Count every line where "title" occurs. Give the total alone.

Dataset records on visual material
################

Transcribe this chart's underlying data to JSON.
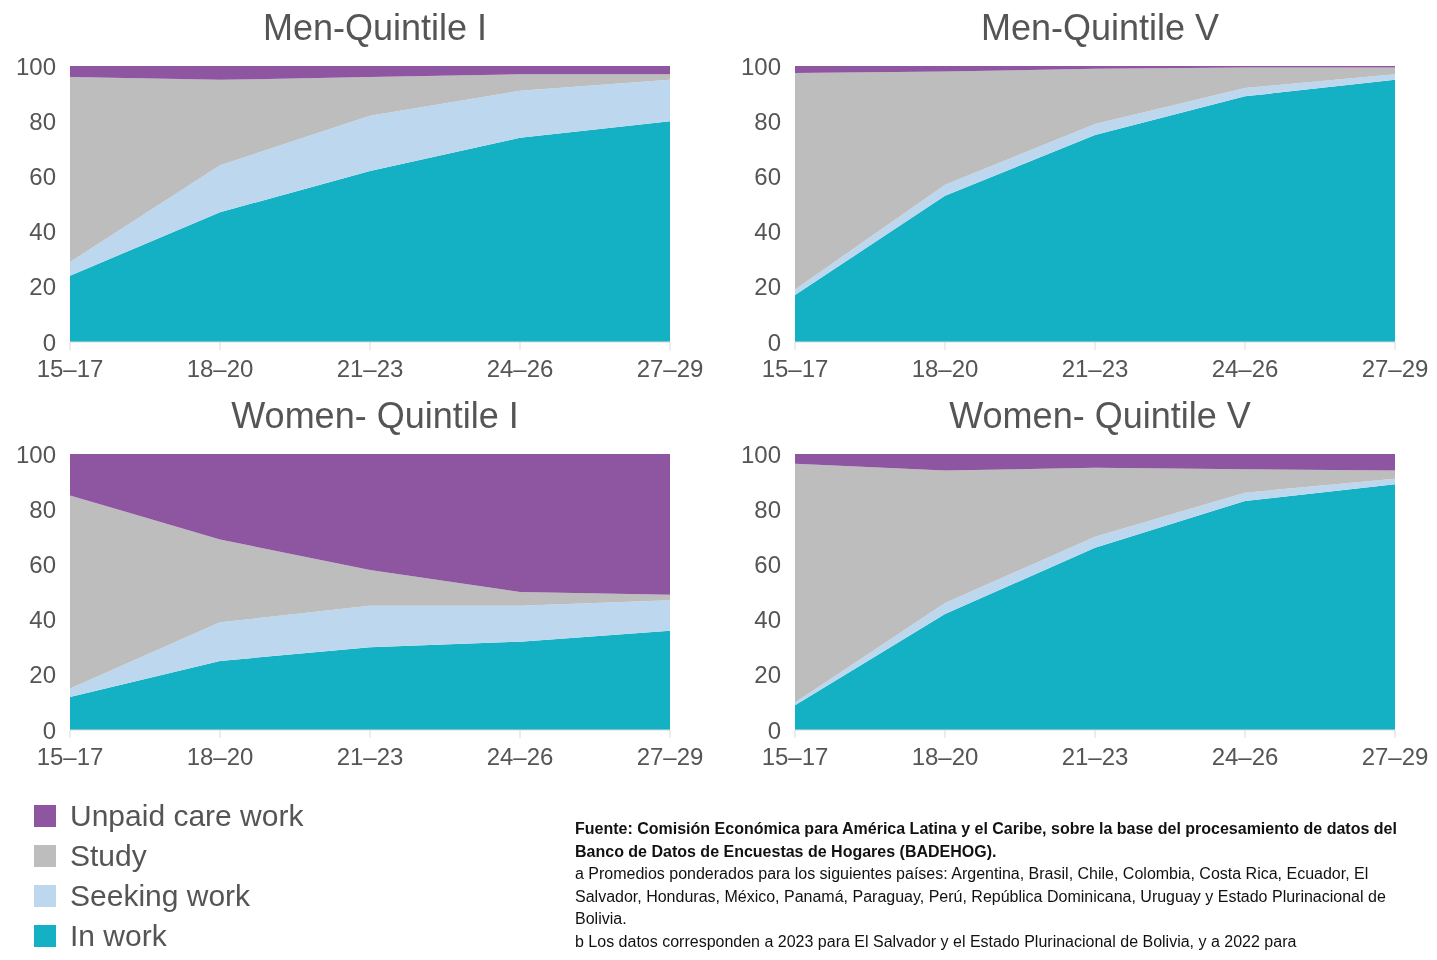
{
  "chart_data": [
    {
      "type": "area",
      "title": "Men-Quintile I",
      "categories": [
        "15–17",
        "18–20",
        "21–23",
        "24–26",
        "27–29"
      ],
      "stacked": true,
      "ylim": [
        0,
        100
      ],
      "yticks": [
        0,
        20,
        40,
        60,
        80,
        100
      ],
      "grid": false,
      "legend": false,
      "series": [
        {
          "color": "#14b0c4",
          "values": [
            24,
            47,
            62,
            74,
            80
          ]
        },
        {
          "color": "#bdd7ee",
          "values": [
            5,
            17,
            20,
            17,
            15
          ]
        },
        {
          "color": "#bdbdbd",
          "values": [
            67,
            31,
            14,
            6,
            2
          ]
        },
        {
          "color": "#8e55a0",
          "values": [
            4,
            5,
            4,
            3,
            3
          ]
        }
      ]
    },
    {
      "type": "area",
      "title": "Men-Quintile V",
      "categories": [
        "15–17",
        "18–20",
        "21–23",
        "24–26",
        "27–29"
      ],
      "stacked": true,
      "ylim": [
        0,
        100
      ],
      "yticks": [
        0,
        20,
        40,
        60,
        80,
        100
      ],
      "grid": false,
      "legend": false,
      "series": [
        {
          "color": "#14b0c4",
          "values": [
            17,
            53,
            75,
            89,
            95
          ]
        },
        {
          "color": "#bdd7ee",
          "values": [
            2,
            4,
            4,
            3,
            2
          ]
        },
        {
          "color": "#bdbdbd",
          "values": [
            78.5,
            41,
            20,
            7.5,
            2.5
          ]
        },
        {
          "color": "#8e55a0",
          "values": [
            2.5,
            2,
            1,
            0.5,
            0.5
          ]
        }
      ]
    },
    {
      "type": "area",
      "title": "Women- Quintile I",
      "categories": [
        "15–17",
        "18–20",
        "21–23",
        "24–26",
        "27–29"
      ],
      "stacked": true,
      "ylim": [
        0,
        100
      ],
      "yticks": [
        0,
        20,
        40,
        60,
        80,
        100
      ],
      "grid": false,
      "legend": "bottom left",
      "series": [
        {
          "name": "In work",
          "color": "#14b0c4",
          "values": [
            12,
            25,
            30,
            32,
            36
          ]
        },
        {
          "name": "Seeking work",
          "color": "#bdd7ee",
          "values": [
            3,
            14,
            15,
            13,
            11
          ]
        },
        {
          "name": "Study",
          "color": "#bdbdbd",
          "values": [
            70,
            30,
            13,
            5,
            2
          ]
        },
        {
          "name": "Unpaid care work",
          "color": "#8e55a0",
          "values": [
            15,
            31,
            42,
            50,
            51
          ]
        }
      ]
    },
    {
      "type": "area",
      "title": "Women- Quintile V",
      "categories": [
        "15–17",
        "18–20",
        "21–23",
        "24–26",
        "27–29"
      ],
      "stacked": true,
      "ylim": [
        0,
        100
      ],
      "yticks": [
        0,
        20,
        40,
        60,
        80,
        100
      ],
      "grid": false,
      "legend": false,
      "annotations": [
        "Fuente: Comisión Económica para América Latina y el Caribe, sobre la base del procesamiento de datos del Banco de Datos de Encuestas de Hogares (BADEHOG).",
        "a Promedios ponderados para los siguientes países: Argentina, Brasil, Chile, Colombia, Costa Rica, Ecuador, El Salvador, Honduras, México, Panamá, Paraguay, Perú, República Dominicana, Uruguay y Estado Plurinacional de Bolivia.",
        "b Los datos corresponden a 2023 para El Salvador y el Estado Plurinacional de Bolivia, y a 2022 para"
      ],
      "series": [
        {
          "color": "#14b0c4",
          "values": [
            9,
            42,
            66,
            83,
            89
          ]
        },
        {
          "color": "#bdd7ee",
          "values": [
            1,
            4,
            4,
            3,
            2
          ]
        },
        {
          "color": "#bdbdbd",
          "values": [
            86.5,
            48,
            25,
            8.5,
            3
          ]
        },
        {
          "color": "#8e55a0",
          "values": [
            3.5,
            6,
            5,
            5.5,
            6
          ]
        }
      ]
    }
  ]
}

################

— RESULT FOR THIS EXERCISE —
4